__EXERCISE GOAL__
Every line with the word "sizeof" in it should be extracted from the data that follows.

[Dataset excerpt]
═══

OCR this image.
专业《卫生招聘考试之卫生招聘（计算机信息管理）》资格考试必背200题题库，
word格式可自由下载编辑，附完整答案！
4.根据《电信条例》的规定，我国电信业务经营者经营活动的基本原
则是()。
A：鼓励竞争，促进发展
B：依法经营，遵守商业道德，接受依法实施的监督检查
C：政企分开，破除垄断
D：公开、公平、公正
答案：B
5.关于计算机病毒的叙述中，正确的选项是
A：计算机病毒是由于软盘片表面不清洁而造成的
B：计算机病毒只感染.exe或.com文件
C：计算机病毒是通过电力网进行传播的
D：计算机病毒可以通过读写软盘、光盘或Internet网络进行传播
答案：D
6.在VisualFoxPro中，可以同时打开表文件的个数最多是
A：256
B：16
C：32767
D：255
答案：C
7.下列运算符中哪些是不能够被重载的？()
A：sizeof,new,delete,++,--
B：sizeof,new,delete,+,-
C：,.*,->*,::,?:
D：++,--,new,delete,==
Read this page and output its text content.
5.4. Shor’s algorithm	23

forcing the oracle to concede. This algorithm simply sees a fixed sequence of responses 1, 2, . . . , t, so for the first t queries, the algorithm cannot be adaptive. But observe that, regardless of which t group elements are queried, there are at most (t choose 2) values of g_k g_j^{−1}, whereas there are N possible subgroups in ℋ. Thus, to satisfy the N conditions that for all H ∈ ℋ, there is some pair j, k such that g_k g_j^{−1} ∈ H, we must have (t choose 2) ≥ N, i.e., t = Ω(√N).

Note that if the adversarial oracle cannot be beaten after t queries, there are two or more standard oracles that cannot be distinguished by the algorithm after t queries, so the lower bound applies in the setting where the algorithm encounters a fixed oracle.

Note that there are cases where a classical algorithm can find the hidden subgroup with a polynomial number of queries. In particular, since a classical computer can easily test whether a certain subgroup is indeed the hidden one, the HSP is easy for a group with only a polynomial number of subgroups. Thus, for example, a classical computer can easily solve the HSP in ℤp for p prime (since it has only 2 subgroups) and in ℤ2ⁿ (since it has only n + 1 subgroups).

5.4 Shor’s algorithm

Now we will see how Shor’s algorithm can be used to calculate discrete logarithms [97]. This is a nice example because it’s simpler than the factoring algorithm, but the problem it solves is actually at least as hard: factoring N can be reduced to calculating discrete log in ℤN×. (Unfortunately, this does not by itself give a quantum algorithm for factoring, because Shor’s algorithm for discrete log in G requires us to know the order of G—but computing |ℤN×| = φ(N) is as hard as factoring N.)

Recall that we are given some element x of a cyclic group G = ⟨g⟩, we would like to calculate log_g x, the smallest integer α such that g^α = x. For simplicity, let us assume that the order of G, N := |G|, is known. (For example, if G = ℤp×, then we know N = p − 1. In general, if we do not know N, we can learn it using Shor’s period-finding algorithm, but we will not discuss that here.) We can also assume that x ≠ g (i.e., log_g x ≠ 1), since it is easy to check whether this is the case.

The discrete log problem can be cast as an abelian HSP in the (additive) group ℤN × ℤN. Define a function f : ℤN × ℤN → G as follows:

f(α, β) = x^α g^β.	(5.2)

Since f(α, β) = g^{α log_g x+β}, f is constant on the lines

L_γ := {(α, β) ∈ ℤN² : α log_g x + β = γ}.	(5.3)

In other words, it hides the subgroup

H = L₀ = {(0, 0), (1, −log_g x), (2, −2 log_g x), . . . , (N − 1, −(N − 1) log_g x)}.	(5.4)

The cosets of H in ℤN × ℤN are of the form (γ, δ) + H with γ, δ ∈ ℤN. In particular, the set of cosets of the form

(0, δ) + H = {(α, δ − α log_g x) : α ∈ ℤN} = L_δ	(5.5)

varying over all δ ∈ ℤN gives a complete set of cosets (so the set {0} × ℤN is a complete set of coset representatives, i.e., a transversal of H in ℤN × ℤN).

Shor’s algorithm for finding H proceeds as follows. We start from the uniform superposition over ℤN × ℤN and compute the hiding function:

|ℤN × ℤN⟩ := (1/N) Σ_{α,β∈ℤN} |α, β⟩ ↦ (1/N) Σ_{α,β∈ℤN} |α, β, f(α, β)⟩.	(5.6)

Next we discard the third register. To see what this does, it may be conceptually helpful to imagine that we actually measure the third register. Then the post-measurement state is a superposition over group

═══

__FINAL RESULT__
A：sizeof,new,delete,++,--
B：sizeof,new,delete,+,-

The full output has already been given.